* **WHAT IS NEEDED**
Gather up all lines that carry the word "Dollars".
— Start of SOURCE MATERIAL —
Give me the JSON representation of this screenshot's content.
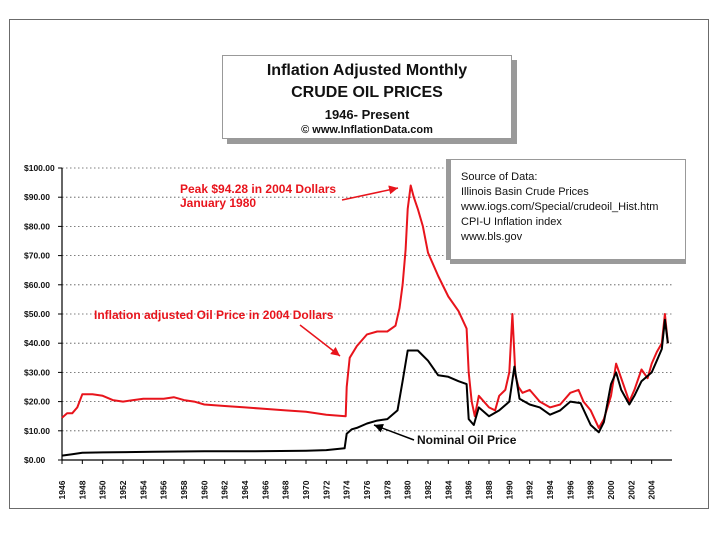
{
  "chart_data": {
    "type": "line",
    "title": "Inflation Adjusted Monthly",
    "subtitle": "CRUDE OIL PRICES",
    "period": "1946- Present",
    "copyright": "© www.InflationData.com",
    "ylim": [
      0,
      100
    ],
    "xlim": [
      1946,
      2006
    ],
    "y_ticks": [
      0,
      10,
      20,
      30,
      40,
      50,
      60,
      70,
      80,
      90,
      100
    ],
    "y_tick_labels": [
      "$0.00",
      "$10.00",
      "$20.00",
      "$30.00",
      "$40.00",
      "$50.00",
      "$60.00",
      "$70.00",
      "$80.00",
      "$90.00",
      "$100.00"
    ],
    "x_tick_labels": [
      "1946",
      "1948",
      "1950",
      "1952",
      "1954",
      "1956",
      "1958",
      "1960",
      "1962",
      "1964",
      "1966",
      "1968",
      "1970",
      "1972",
      "1974",
      "1976",
      "1978",
      "1980",
      "1982",
      "1984",
      "1986",
      "1988",
      "1990",
      "1992",
      "1994",
      "1996",
      "1998",
      "2000",
      "2002",
      "2004"
    ],
    "series": [
      {
        "name": "Inflation adjusted Oil Price in 2004 Dollars",
        "color": "#e8141c",
        "x": [
          1946,
          1946.5,
          1947,
          1947.5,
          1948,
          1949,
          1950,
          1951,
          1952,
          1953,
          1954,
          1955,
          1956,
          1957,
          1958,
          1959,
          1960,
          1962,
          1964,
          1966,
          1968,
          1970,
          1972,
          1973.9,
          1974,
          1974.3,
          1975,
          1976,
          1977,
          1978,
          1978.8,
          1979.2,
          1979.5,
          1979.8,
          1980,
          1980.3,
          1980.6,
          1981,
          1981.5,
          1982,
          1983,
          1984,
          1985,
          1985.8,
          1986,
          1986.3,
          1986.6,
          1987,
          1988,
          1988.6,
          1989,
          1989.6,
          1990,
          1990.3,
          1990.6,
          1990.9,
          1991.3,
          1992,
          1993,
          1994,
          1995,
          1996,
          1996.8,
          1997.3,
          1998,
          1998.8,
          1999.3,
          2000,
          2000.5,
          2001,
          2001.8,
          2002.3,
          2003,
          2003.6,
          2004,
          2004.5,
          2005,
          2005.3,
          2005.6
        ],
        "values": [
          14.5,
          16,
          16,
          18,
          22.5,
          22.5,
          22,
          20.5,
          20,
          20.5,
          21,
          21,
          21,
          21.5,
          20.5,
          20,
          19,
          18.5,
          18,
          17.5,
          17,
          16.5,
          15.5,
          15,
          25,
          35,
          39,
          43,
          44,
          44,
          46,
          52,
          60,
          72,
          86,
          94,
          90,
          86,
          80,
          71,
          63,
          56,
          51,
          45,
          30,
          20,
          15,
          22,
          18,
          17,
          22,
          24,
          30,
          50,
          29,
          25,
          23,
          24,
          20,
          18,
          19,
          23,
          24,
          20,
          17,
          11,
          14,
          22,
          33,
          28,
          20,
          24,
          31,
          28,
          33,
          37,
          40,
          50,
          40
        ]
      },
      {
        "name": "Nominal Oil Price",
        "color": "#000000",
        "x": [
          1946,
          1947,
          1948,
          1950,
          1955,
          1960,
          1965,
          1970,
          1972,
          1973.8,
          1974,
          1974.5,
          1975,
          1976,
          1977,
          1978,
          1979,
          1979.5,
          1980,
          1981,
          1982,
          1983,
          1984,
          1985,
          1985.8,
          1986,
          1986.5,
          1987,
          1988,
          1989,
          1990,
          1990.5,
          1991,
          1992,
          1993,
          1994,
          1995,
          1996,
          1997,
          1998,
          1998.8,
          1999.3,
          2000,
          2000.5,
          2001,
          2001.8,
          2002.3,
          2003,
          2004,
          2004.5,
          2005,
          2005.3,
          2005.6
        ],
        "values": [
          1.5,
          2,
          2.5,
          2.6,
          2.8,
          3,
          3,
          3.2,
          3.4,
          4,
          9,
          10.5,
          11,
          12.5,
          13.5,
          14,
          17,
          27,
          37.5,
          37.5,
          34,
          29,
          28.5,
          27,
          26,
          14,
          12,
          18,
          15,
          17,
          20,
          32,
          21,
          19,
          18,
          15.5,
          17,
          20,
          19.5,
          12,
          9.5,
          13,
          26,
          30,
          24,
          19,
          22,
          27,
          30,
          34,
          38,
          48,
          40
        ]
      }
    ]
  },
  "annotations": {
    "peak": [
      "Peak $94.28 in 2004 Dollars",
      "January 1980"
    ],
    "inflation_label": "Inflation adjusted Oil Price in 2004 Dollars",
    "nominal_label": "Nominal Oil Price"
  },
  "source": {
    "heading": "Source of Data:",
    "lines": [
      "Illinois Basin Crude Prices",
      "www.iogs.com/Special/crudeoil_Hist.htm",
      "CPI-U Inflation index",
      "www.bls.gov"
    ]
  }
}
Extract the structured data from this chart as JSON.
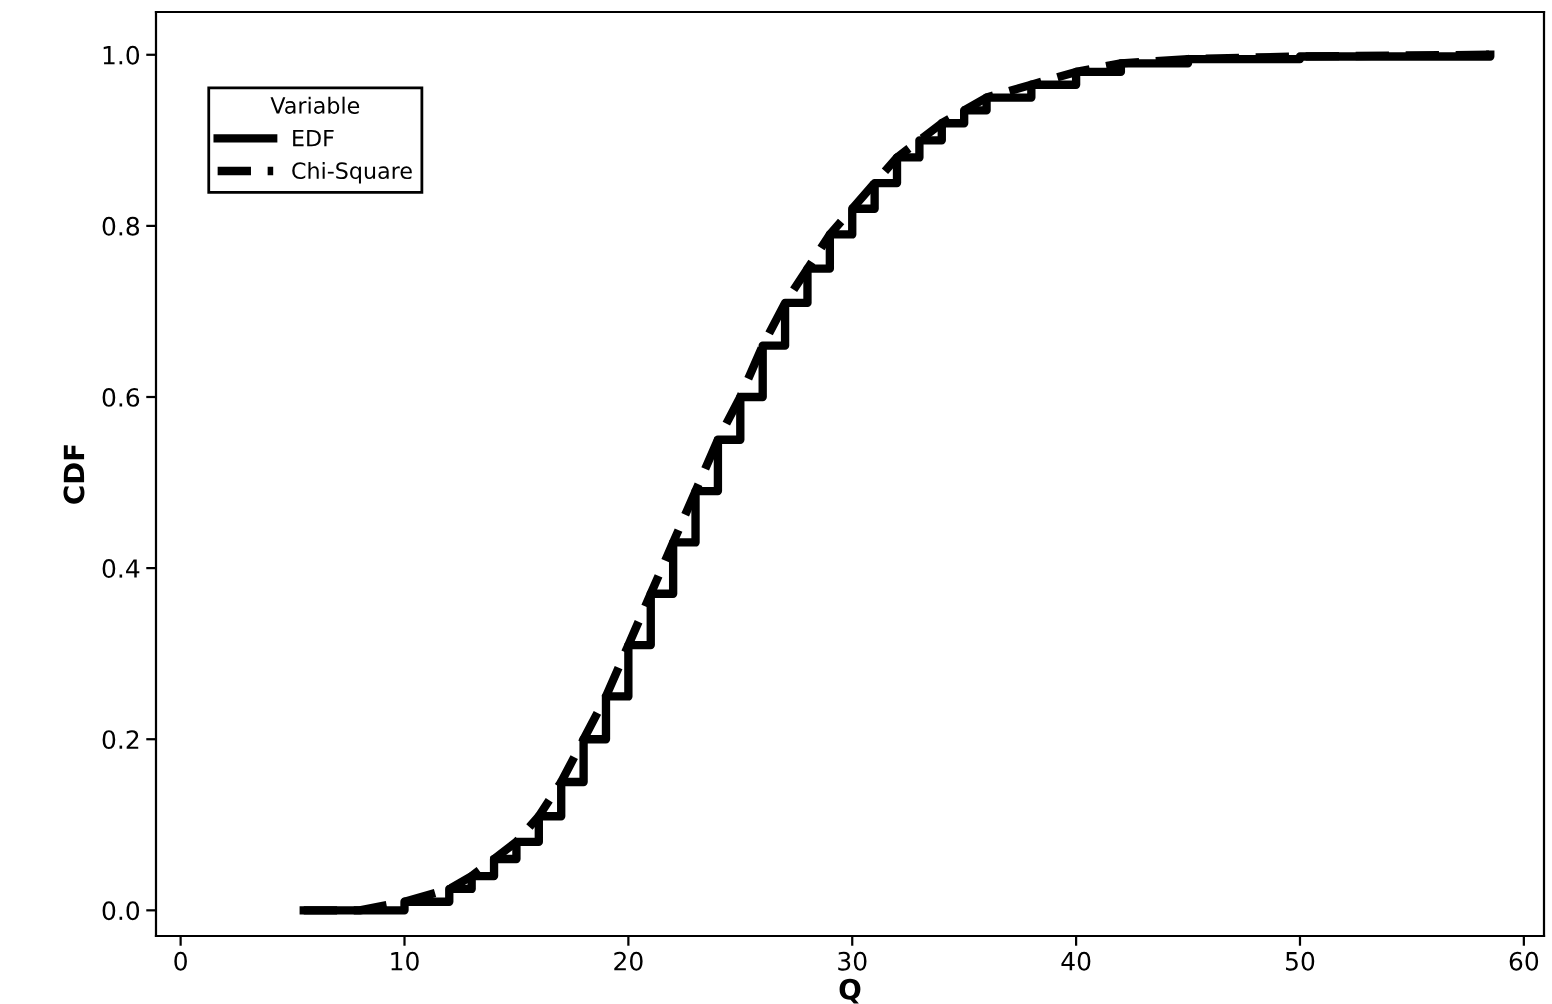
{
  "chart_data": {
    "type": "line",
    "xlabel": "Q",
    "ylabel": "CDF",
    "legend_title": "Variable",
    "legend": "top left",
    "grid": false,
    "xlim": [
      -1.1,
      60.9
    ],
    "ylim": [
      -0.03,
      1.05
    ],
    "xticks": [
      0,
      10,
      20,
      30,
      40,
      50,
      60
    ],
    "yticks": [
      {
        "value": 0,
        "label": "0.0"
      },
      {
        "value": 0.2,
        "label": "0.2"
      },
      {
        "value": 0.4,
        "label": "0.4"
      },
      {
        "value": 0.6,
        "label": "0.6"
      },
      {
        "value": 0.8,
        "label": "0.8"
      },
      {
        "value": 1.0,
        "label": "1.0"
      }
    ],
    "series": [
      {
        "name": "EDF",
        "type": "step",
        "line_style": "solid",
        "color": "#000000",
        "x": [
          5.5,
          8,
          10,
          12,
          13,
          14,
          15,
          16,
          17,
          18,
          19,
          20,
          21,
          22,
          23,
          24,
          25,
          26,
          27,
          28,
          29,
          30,
          31,
          32,
          33,
          34,
          35,
          36,
          38,
          40,
          42,
          45,
          50,
          58.5
        ],
        "values": [
          0.0,
          0.0,
          0.01,
          0.025,
          0.04,
          0.06,
          0.08,
          0.11,
          0.15,
          0.2,
          0.25,
          0.31,
          0.37,
          0.43,
          0.49,
          0.55,
          0.6,
          0.66,
          0.71,
          0.75,
          0.79,
          0.82,
          0.85,
          0.88,
          0.9,
          0.92,
          0.935,
          0.95,
          0.965,
          0.98,
          0.99,
          0.995,
          0.998,
          1.0
        ]
      },
      {
        "name": "Chi-Square",
        "line_style": "dashed",
        "color": "#000000",
        "x": [
          5.5,
          8,
          10,
          12,
          13,
          14,
          15,
          16,
          17,
          18,
          19,
          20,
          21,
          22,
          23,
          24,
          25,
          26,
          27,
          28,
          29,
          30,
          31,
          32,
          33,
          34,
          35,
          36,
          38,
          40,
          42,
          45,
          50,
          58.5
        ],
        "values": [
          0.0,
          0.0,
          0.01,
          0.025,
          0.04,
          0.06,
          0.08,
          0.11,
          0.15,
          0.2,
          0.25,
          0.31,
          0.37,
          0.43,
          0.49,
          0.55,
          0.6,
          0.66,
          0.71,
          0.75,
          0.79,
          0.82,
          0.85,
          0.88,
          0.9,
          0.92,
          0.935,
          0.95,
          0.965,
          0.98,
          0.99,
          0.995,
          0.998,
          1.0
        ]
      }
    ]
  }
}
— End of SOURCE MATERIAL —
* **RESULT BELOW**
        "name": "Inflation adjusted Oil Price in 2004 Dollars",
      "Peak $94.28 in 2004 Dollars",
    "inflation_label": "Inflation adjusted Oil Price in 2004 Dollars",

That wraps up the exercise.